Instructions for the task
Would you transcribe the whole listing exactly, minus its pictures?

[start Task data]

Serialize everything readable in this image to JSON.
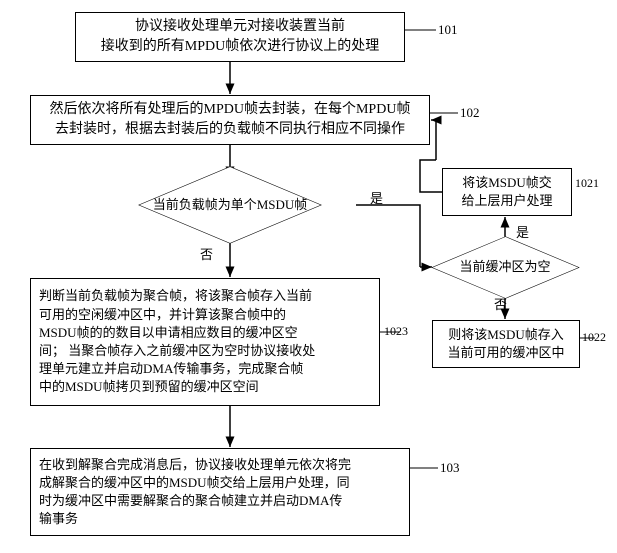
{
  "flowchart": {
    "type": "flowchart",
    "font_family": "SimSun",
    "background_color": "#ffffff",
    "border_color": "#000000",
    "line_width": 1.5,
    "arrow_head_size": 6,
    "nodes": {
      "step101": {
        "text": "协议接收处理单元对接收装置当前\n接收到的所有MPDU帧依次进行协议上的处理",
        "label": "101",
        "fontsize": 14
      },
      "step102": {
        "text": "然后依次将所有处理后的MPDU帧去封装，在每个MPDU帧\n去封装时，根据去封装后的负载帧不同执行相应不同操作",
        "label": "102",
        "fontsize": 14
      },
      "decision1": {
        "text": "当前负载帧为单个MSDU帧",
        "fontsize": 13
      },
      "decision2": {
        "text": "当前缓冲区为空",
        "fontsize": 13
      },
      "step1021": {
        "text": "将该MSDU帧交\n给上层用户处理",
        "label": "1021",
        "fontsize": 13
      },
      "step1022": {
        "text": "则将该MSDU帧存入\n当前可用的缓冲区中",
        "label": "1022",
        "fontsize": 13
      },
      "step1023": {
        "text": "判断当前负载帧为聚合帧，将该聚合帧存入当前\n可用的空闲缓冲区中，并计算该聚合帧中的\nMSDU帧的的数目以申请相应数目的缓冲区空\n间； 当聚合帧存入之前缓冲区为空时协议接收处\n理单元建立并启动DMA传输事务，完成聚合帧\n中的MSDU帧拷贝到预留的缓冲区空间",
        "label": "1023",
        "fontsize": 13
      },
      "step103": {
        "text": "在收到解聚合完成消息后，协议接收处理单元依次将完\n成解聚合的缓冲区中的MSDU帧交给上层用户处理，同\n时为缓冲区中需要解聚合的聚合帧建立并启动DMA传\n输事务",
        "label": "103",
        "fontsize": 13
      }
    },
    "edge_labels": {
      "yes1": "是",
      "no1": "否",
      "yes2": "是",
      "no2": "否"
    }
  }
}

[end Task data]

Solved problem
Serialize everything readable in this image to JSON.
{
  "flowchart": {
    "type": "flowchart",
    "font_family": "SimSun",
    "background_color": "#ffffff",
    "border_color": "#000000",
    "line_width": 1.5,
    "arrow_head_size": 6,
    "nodes": {
      "step101": {
        "text": "协议接收处理单元对接收装置当前\n接收到的所有MPDU帧依次进行协议上的处理",
        "label": "101",
        "fontsize": 14
      },
      "step102": {
        "text": "然后依次将所有处理后的MPDU帧去封装，在每个MPDU帧\n去封装时，根据去封装后的负载帧不同执行相应不同操作",
        "label": "102",
        "fontsize": 14
      },
      "decision1": {
        "text": "当前负载帧为单个MSDU帧",
        "fontsize": 13
      },
      "decision2": {
        "text": "当前缓冲区为空",
        "fontsize": 13
      },
      "step1021": {
        "text": "将该MSDU帧交\n给上层用户处理",
        "label": "1021",
        "fontsize": 13
      },
      "step1022": {
        "text": "则将该MSDU帧存入\n当前可用的缓冲区中",
        "label": "1022",
        "fontsize": 13
      },
      "step1023": {
        "text": "判断当前负载帧为聚合帧，将该聚合帧存入当前\n可用的空闲缓冲区中，并计算该聚合帧中的\nMSDU帧的的数目以申请相应数目的缓冲区空\n间； 当聚合帧存入之前缓冲区为空时协议接收处\n理单元建立并启动DMA传输事务，完成聚合帧\n中的MSDU帧拷贝到预留的缓冲区空间",
        "label": "1023",
        "fontsize": 13
      },
      "step103": {
        "text": "在收到解聚合完成消息后，协议接收处理单元依次将完\n成解聚合的缓冲区中的MSDU帧交给上层用户处理，同\n时为缓冲区中需要解聚合的聚合帧建立并启动DMA传\n输事务",
        "label": "103",
        "fontsize": 13
      }
    },
    "edge_labels": {
      "yes1": "是",
      "no1": "否",
      "yes2": "是",
      "no2": "否"
    }
  }
}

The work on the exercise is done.